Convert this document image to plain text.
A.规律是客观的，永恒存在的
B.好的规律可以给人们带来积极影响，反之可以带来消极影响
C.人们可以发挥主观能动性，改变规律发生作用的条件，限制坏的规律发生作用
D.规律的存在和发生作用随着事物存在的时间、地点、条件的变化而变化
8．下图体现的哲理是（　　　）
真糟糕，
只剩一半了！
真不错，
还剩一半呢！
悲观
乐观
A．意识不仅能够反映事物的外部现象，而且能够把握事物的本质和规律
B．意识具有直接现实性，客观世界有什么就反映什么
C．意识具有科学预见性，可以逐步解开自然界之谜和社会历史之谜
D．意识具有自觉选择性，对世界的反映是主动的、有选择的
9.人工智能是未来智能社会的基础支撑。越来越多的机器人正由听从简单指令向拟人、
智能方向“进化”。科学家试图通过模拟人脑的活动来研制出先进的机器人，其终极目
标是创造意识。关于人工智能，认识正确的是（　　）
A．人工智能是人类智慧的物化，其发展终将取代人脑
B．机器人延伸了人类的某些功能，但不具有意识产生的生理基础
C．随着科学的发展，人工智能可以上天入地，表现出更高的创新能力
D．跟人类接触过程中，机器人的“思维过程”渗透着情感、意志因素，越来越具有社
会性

* [Exercise]:
Repeat the whole listing exactly, keeping every line intact.

* [Answer in full]:
Convert this document image to plain text.
A.规律是客观的，永恒存在的
B.好的规律可以给人们带来积极影响，反之可以带来消极影响
C.人们可以发挥主观能动性，改变规律发生作用的条件，限制坏的规律发生作用
D.规律的存在和发生作用随着事物存在的时间、地点、条件的变化而变化
8．下图体现的哲理是（　　　）
真糟糕，
只剩一半了！
真不错，
还剩一半呢！
悲观
乐观
A．意识不仅能够反映事物的外部现象，而且能够把握事物的本质和规律
B．意识具有直接现实性，客观世界有什么就反映什么
C．意识具有科学预见性，可以逐步解开自然界之谜和社会历史之谜
D．意识具有自觉选择性，对世界的反映是主动的、有选择的
9.人工智能是未来智能社会的基础支撑。越来越多的机器人正由听从简单指令向拟人、
智能方向“进化”。科学家试图通过模拟人脑的活动来研制出先进的机器人，其终极目
标是创造意识。关于人工智能，认识正确的是（　　）
A．人工智能是人类智慧的物化，其发展终将取代人脑
B．机器人延伸了人类的某些功能，但不具有意识产生的生理基础
C．随着科学的发展，人工智能可以上天入地，表现出更高的创新能力
D．跟人类接触过程中，机器人的“思维过程”渗透着情感、意志因素，越来越具有社
会性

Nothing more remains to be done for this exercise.